YOUR TASK:
Beneath this task is a listing; retype all of it exactly.

======

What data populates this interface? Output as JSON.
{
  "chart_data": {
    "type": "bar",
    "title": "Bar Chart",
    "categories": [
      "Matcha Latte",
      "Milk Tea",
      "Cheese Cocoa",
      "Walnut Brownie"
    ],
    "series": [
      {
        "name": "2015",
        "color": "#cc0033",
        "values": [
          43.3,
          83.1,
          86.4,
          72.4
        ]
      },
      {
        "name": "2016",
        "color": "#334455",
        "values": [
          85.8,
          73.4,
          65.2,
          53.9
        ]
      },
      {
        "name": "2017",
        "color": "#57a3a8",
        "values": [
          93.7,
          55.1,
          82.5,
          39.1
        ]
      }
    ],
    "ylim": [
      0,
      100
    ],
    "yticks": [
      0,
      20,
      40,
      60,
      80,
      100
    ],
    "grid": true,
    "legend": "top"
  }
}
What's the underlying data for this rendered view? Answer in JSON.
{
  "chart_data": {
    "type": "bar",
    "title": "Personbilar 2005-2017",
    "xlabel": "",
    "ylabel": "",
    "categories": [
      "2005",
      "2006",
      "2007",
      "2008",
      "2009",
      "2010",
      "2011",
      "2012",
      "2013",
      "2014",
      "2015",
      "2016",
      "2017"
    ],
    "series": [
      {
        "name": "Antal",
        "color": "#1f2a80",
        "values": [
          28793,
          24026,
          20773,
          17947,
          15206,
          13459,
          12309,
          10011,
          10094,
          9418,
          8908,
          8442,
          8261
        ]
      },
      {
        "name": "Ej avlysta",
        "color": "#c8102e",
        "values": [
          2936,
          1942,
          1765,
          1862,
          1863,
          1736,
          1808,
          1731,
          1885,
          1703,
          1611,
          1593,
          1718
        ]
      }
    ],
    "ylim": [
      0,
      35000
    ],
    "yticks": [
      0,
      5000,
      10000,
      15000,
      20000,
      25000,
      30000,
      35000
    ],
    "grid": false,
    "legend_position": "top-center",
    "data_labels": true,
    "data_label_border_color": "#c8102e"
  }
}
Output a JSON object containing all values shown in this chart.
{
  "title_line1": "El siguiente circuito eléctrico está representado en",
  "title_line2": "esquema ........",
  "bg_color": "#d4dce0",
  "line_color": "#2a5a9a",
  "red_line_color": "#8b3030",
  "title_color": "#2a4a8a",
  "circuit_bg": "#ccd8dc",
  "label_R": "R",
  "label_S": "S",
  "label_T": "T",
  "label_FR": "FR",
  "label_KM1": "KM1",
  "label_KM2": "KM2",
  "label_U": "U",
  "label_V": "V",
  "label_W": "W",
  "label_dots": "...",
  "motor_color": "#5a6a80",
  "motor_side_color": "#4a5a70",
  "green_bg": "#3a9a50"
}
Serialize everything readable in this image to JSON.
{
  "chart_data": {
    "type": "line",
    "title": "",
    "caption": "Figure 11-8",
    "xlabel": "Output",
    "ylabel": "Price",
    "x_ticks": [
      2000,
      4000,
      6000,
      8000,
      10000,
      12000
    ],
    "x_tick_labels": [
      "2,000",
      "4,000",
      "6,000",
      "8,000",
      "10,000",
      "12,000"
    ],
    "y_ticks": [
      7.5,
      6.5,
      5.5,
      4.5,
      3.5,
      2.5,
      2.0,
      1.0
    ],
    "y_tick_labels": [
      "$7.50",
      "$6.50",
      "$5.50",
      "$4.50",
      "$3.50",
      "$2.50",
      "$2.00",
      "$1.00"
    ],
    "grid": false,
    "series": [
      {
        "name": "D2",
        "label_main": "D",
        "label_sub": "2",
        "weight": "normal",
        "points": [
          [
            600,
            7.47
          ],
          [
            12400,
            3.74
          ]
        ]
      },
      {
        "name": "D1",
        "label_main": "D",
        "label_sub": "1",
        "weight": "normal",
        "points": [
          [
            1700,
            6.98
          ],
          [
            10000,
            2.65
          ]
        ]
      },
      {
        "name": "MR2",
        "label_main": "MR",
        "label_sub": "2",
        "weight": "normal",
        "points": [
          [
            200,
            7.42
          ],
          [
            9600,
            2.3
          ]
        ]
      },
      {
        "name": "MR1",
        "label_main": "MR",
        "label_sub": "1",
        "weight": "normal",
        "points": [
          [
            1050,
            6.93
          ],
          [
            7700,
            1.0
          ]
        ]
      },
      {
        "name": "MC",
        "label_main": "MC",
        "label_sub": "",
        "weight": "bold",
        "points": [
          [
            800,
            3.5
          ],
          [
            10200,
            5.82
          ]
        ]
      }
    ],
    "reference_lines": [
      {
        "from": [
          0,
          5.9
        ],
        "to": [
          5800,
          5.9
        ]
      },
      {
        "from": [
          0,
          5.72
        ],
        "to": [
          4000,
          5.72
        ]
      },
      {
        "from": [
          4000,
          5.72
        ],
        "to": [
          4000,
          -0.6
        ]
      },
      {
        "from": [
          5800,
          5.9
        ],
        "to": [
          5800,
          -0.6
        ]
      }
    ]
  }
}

======

FULL ANSWER:
What data populates this interface? Output as JSON.
{
  "chart_data": {
    "type": "bar",
    "title": "Bar Chart",
    "categories": [
      "Matcha Latte",
      "Milk Tea",
      "Cheese Cocoa",
      "Walnut Brownie"
    ],
    "series": [
      {
        "name": "2015",
        "color": "#cc0033",
        "values": [
          43.3,
          83.1,
          86.4,
          72.4
        ]
      },
      {
        "name": "2016",
        "color": "#334455",
        "values": [
          85.8,
          73.4,
          65.2,
          53.9
        ]
      },
      {
        "name": "2017",
        "color": "#57a3a8",
        "values": [
          93.7,
          55.1,
          82.5,
          39.1
        ]
      }
    ],
    "ylim": [
      0,
      100
    ],
    "yticks": [
      0,
      20,
      40,
      60,
      80,
      100
    ],
    "grid": true,
    "legend": "top"
  }
}
What's the underlying data for this rendered view? Answer in JSON.
{
  "chart_data": {
    "type": "bar",
    "title": "Personbilar 2005-2017",
    "xlabel": "",
    "ylabel": "",
    "categories": [
      "2005",
      "2006",
      "2007",
      "2008",
      "2009",
      "2010",
      "2011",
      "2012",
      "2013",
      "2014",
      "2015",
      "2016",
      "2017"
    ],
    "series": [
      {
        "name": "Antal",
        "color": "#1f2a80",
        "values": [
          28793,
          24026,
          20773,
          17947,
          15206,
          13459,
          12309,
          10011,
          10094,
          9418,
          8908,
          8442,
          8261
        ]
      },
      {
        "name": "Ej avlysta",
        "color": "#c8102e",
        "values": [
          2936,
          1942,
          1765,
          1862,
          1863,
          1736,
          1808,
          1731,
          1885,
          1703,
          1611,
          1593,
          1718
        ]
      }
    ],
    "ylim": [
      0,
      35000
    ],
    "yticks": [
      0,
      5000,
      10000,
      15000,
      20000,
      25000,
      30000,
      35000
    ],
    "grid": false,
    "legend_position": "top-center",
    "data_labels": true,
    "data_label_border_color": "#c8102e"
  }
}
Output a JSON object containing all values shown in this chart.
{
  "title_line1": "El siguiente circuito eléctrico está representado en",
  "title_line2": "esquema ........",
  "bg_color": "#d4dce0",
  "line_color": "#2a5a9a",
  "red_line_color": "#8b3030",
  "title_color": "#2a4a8a",
  "circuit_bg": "#ccd8dc",
  "label_R": "R",
  "label_S": "S",
  "label_T": "T",
  "label_FR": "FR",
  "label_KM1": "KM1",
  "label_KM2": "KM2",
  "label_U": "U",
  "label_V": "V",
  "label_W": "W",
  "label_dots": "...",
  "motor_color": "#5a6a80",
  "motor_side_color": "#4a5a70",
  "green_bg": "#3a9a50"
}
Serialize everything readable in this image to JSON.
{
  "chart_data": {
    "type": "line",
    "title": "",
    "caption": "Figure 11-8",
    "xlabel": "Output",
    "ylabel": "Price",
    "x_ticks": [
      2000,
      4000,
      6000,
      8000,
      10000,
      12000
    ],
    "x_tick_labels": [
      "2,000",
      "4,000",
      "6,000",
      "8,000",
      "10,000",
      "12,000"
    ],
    "y_ticks": [
      7.5,
      6.5,
      5.5,
      4.5,
      3.5,
      2.5,
      2.0,
      1.0
    ],
    "y_tick_labels": [
      "$7.50",
      "$6.50",
      "$5.50",
      "$4.50",
      "$3.50",
      "$2.50",
      "$2.00",
      "$1.00"
    ],
    "grid": false,
    "series": [
      {
        "name": "D2",
        "label_main": "D",
        "label_sub": "2",
        "weight": "normal",
        "points": [
          [
            600,
            7.47
          ],
          [
            12400,
            3.74
          ]
        ]
      },
      {
        "name": "D1",
        "label_main": "D",
        "label_sub": "1",
        "weight": "normal",
        "points": [
          [
            1700,
            6.98
          ],
          [
            10000,
            2.65
          ]
        ]
      },
      {
        "name": "MR2",
        "label_main": "MR",
        "label_sub": "2",
        "weight": "normal",
        "points": [
          [
            200,
            7.42
          ],
          [
            9600,
            2.3
          ]
        ]
      },
      {
        "name": "MR1",
        "label_main": "MR",
        "label_sub": "1",
        "weight": "normal",
        "points": [
          [
            1050,
            6.93
          ],
          [
            7700,
            1.0
          ]
        ]
      },
      {
        "name": "MC",
        "label_main": "MC",
        "label_sub": "",
        "weight": "bold",
        "points": [
          [
            800,
            3.5
          ],
          [
            10200,
            5.82
          ]
        ]
      }
    ],
    "reference_lines": [
      {
        "from": [
          0,
          5.9
        ],
        "to": [
          5800,
          5.9
        ]
      },
      {
        "from": [
          0,
          5.72
        ],
        "to": [
          4000,
          5.72
        ]
      },
      {
        "from": [
          4000,
          5.72
        ],
        "to": [
          4000,
          -0.6
        ]
      },
      {
        "from": [
          5800,
          5.9
        ],
        "to": [
          5800,
          -0.6
        ]
      }
    ]
  }
}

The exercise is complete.